## TASKS TO PERFORM
a) Reproduce the passage in the essay about Jasiri X and the UCONN rally from "I. We the 99." to "X, Occupy (We the 99).".
b) In the essay about Jasiri X and the UCONN rally, condense the paragraph beginning "The students at UCONN invited Jasiri X" into a bulleted list that retains its main facts.
c) Extend the essay about Jasiri X and the UCONN rally, continuing from its final sentence.

## READING PASSAGE
* * * * * * *
For Heavy D, 1967-2011.
I. We the 99.
“Nobody got more welfare than Wall Street
Hundreds of billions after operating falsely
And nobody went to prison that’s where you lost me
But my home, my job, and my life is what it cost me.”
– Jasiri X, Occupy (We the 99).
The students at UCONN invited Jasiri X to headline their “Political Awareness Rally” on November 4. Jasiri is a rapper from Pittsburg, PA., who burst on the scene with his powerful, political music, such as Free the Jena 6, What if the Tea Party Was Black, I Am Troy Davis and most recently Occupy (We the 99). Shortly before he was to come to the event, Jasiri received an email from the Chief Financial Officer of the Undergraduate Student Government at UCONN. The student wrote that Jasiri could perform most of his songs (“they all promote social justice and ending racism”), but the Student Government could not allow him to perform songs “that contain obvious political statements (such as Occupy – We the 99) – as referring to the Occupy movement.”
I asked Jasiri what he made of this curious distinction between his other work and the Occupy song. “I do political songs,” he said. “How can they say Occupy is a political song and not I Am Troy Davis?” At the event, Jasiri followed Ken Krayeske, who is running for U. S. Congress on the Green Party Ticket. Krayeske made his name through an interview with UCONN’s star basketball coach (he asked Jim Calhoun if he’d give back some of his millions as austerity struck the campus, and Calhoun barked, “Not a dime back”). At the Rally, Krayeske invoked Occupy. Jasiri recalls looking out at the students and thinking, “they have got to hear the song.” He went for it despite being warned that if he did the song he might not get paid.
* * * * * * *
Region and label listings:
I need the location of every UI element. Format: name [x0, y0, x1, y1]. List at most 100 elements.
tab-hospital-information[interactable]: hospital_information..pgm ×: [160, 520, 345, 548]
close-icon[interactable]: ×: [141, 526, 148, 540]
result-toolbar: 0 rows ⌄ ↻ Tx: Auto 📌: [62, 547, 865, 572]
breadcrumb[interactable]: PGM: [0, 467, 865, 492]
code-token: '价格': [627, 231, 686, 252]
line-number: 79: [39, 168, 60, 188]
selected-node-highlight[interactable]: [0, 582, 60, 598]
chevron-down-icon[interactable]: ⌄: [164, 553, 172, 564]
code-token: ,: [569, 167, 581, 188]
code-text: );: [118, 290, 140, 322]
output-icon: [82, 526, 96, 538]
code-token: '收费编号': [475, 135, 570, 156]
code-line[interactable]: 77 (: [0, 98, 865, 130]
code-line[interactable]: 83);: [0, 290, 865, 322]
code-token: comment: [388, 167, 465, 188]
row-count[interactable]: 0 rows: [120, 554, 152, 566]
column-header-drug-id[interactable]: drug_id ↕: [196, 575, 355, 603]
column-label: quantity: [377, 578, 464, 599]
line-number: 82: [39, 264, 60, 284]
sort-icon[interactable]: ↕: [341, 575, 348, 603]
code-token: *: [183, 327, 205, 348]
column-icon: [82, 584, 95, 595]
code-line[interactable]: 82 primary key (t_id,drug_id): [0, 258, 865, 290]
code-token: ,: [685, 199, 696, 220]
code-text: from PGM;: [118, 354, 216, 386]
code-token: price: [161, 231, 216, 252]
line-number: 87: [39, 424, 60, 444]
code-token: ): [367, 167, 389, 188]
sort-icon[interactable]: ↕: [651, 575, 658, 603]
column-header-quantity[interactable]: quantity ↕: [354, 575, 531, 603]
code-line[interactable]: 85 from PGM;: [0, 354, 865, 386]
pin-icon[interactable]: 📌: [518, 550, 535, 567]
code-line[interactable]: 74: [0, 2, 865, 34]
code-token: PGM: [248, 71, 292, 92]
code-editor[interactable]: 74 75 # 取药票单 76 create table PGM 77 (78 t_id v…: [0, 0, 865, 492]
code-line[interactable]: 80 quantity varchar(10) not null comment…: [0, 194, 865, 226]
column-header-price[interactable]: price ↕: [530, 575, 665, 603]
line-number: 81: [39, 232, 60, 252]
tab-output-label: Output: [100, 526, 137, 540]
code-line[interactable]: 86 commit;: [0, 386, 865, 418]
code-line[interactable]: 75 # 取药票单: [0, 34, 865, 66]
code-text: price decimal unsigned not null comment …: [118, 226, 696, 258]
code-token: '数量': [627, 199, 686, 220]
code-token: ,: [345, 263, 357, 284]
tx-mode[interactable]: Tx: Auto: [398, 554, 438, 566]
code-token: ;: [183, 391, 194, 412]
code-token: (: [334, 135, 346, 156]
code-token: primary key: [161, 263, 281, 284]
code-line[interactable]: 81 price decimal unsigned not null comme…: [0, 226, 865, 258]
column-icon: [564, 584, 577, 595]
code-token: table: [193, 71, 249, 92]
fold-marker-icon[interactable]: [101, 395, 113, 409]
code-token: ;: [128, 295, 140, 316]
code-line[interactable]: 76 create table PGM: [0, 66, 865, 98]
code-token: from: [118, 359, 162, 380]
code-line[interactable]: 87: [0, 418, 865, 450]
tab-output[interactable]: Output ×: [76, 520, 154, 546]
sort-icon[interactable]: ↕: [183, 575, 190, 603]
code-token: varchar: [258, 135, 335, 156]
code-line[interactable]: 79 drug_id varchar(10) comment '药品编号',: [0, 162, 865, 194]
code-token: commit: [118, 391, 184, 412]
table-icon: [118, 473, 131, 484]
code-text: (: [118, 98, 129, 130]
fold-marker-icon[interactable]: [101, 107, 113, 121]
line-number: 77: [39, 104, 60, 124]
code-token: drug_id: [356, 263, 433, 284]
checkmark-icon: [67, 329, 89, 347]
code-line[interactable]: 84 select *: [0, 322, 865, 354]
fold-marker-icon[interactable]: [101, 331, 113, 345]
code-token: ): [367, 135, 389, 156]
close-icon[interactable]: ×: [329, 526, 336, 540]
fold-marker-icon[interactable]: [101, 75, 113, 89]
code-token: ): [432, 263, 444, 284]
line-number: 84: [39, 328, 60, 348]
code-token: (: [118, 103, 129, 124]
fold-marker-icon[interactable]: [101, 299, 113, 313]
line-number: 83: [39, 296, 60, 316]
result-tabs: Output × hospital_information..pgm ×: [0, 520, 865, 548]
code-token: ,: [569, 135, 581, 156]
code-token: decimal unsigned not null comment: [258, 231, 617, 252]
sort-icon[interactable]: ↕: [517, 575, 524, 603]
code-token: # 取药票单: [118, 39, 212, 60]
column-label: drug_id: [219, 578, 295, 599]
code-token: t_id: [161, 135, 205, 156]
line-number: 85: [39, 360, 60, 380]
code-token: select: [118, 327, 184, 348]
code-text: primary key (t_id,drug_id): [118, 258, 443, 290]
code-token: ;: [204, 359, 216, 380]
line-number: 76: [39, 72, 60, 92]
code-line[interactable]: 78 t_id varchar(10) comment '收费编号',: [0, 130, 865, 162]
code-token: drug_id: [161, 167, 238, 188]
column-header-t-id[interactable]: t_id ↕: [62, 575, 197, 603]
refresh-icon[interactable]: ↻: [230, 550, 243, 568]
* * * * * * *
## ANSWERS FOR THIS EXERCISE
a)
I. We the 99.
“Nobody got more welfare than Wall Street
Hundreds of billions after operating falsely
And nobody went to prison that’s where you lost me
But my home, my job, and my life is what it cost me.”
– Jasiri X, Occupy (We the 99).

b)
- Students at UCONN invited Jasiri X to headline their "Political Awareness Rally" on November 4.
- Jasiri X is a rapper from Pittsburg, PA. He is known for political songs such as Free the Jena 6, What if the Tea Party Was Black, I Am Troy Davis and, most recently, Occupy (We the 99).
- Shortly before the event, he received an email from the Chief Financial Officer of the Undergraduate Student Government at UCONN.
- The email allowed him to perform most of his songs. It barred songs containing "obvious political statements," such as Occupy (We the 99), because that song refers to the Occupy movement.

c)
Later Jasiri wrote, “At some point in this movement all of us are going to have to make sacrifices, if we truly want to see real change. The 1% control the 99% with promises of money, access, and comfort; we have to put our own souls above all three.”
II. Contagious Struggles.
When I asked Toni Blackman, a rapper with the Freestyle Union, what she thought of the Occupy dynamic, she said that it brought her “a sense of relief. I exhaled and thought ‘finally.’ I believe the energy will be contagious.” “Hip Hop is inching closer and closer to the Occupy movement. Soon singing about your riches and your bitches will be less and less acceptable. The Occupy movement has agitated the stagnant air just enough for artists who felt powerless to begin acknowledging their power again.”
It is not just the artists. Nor is the contagion going in one direction.
No wonder that the International Longshore and Warehouse Union joined in with Occupy Oakland’s general strike (at Occupy Oakland, one of the main leaders is Boots Riley of The Coup). They are familiar with such actions (their contract includes a clause that allows the workers to honor community picket lines). In 2008, the Union shut down the Port of Oakland to protest the Iraq War, and most spectacularly, on April 24, 1999, the union shut down the ports of the West Coast in solidarity with Mumia Abu Jamal. It was inevitable that they would (along with the teachers and nurses) come out to Occupy.
No wonder too that Jasiri X recalls wide support in Pittsburg to protest against the brutal beating by the police of Jordan Miles, nor that the Troy Davis vigils and protests intersected with many of the participants of the Occupy encampments.
No wonder too that striking Verizon workers now carry signs that say “Occupy Wall Street, Occupy Verizon,” or that Occupy in New York is now alongside the Teamsters during their contract protests against Sotherbys. “The Occupy movement has changed unions,” said Stuart Appelbaum (Retail, Wholesale and Department Store Union) to the New York Times. “You’ll see more unions on the streets wanting to tap into the energy of Occupy Wall Street.”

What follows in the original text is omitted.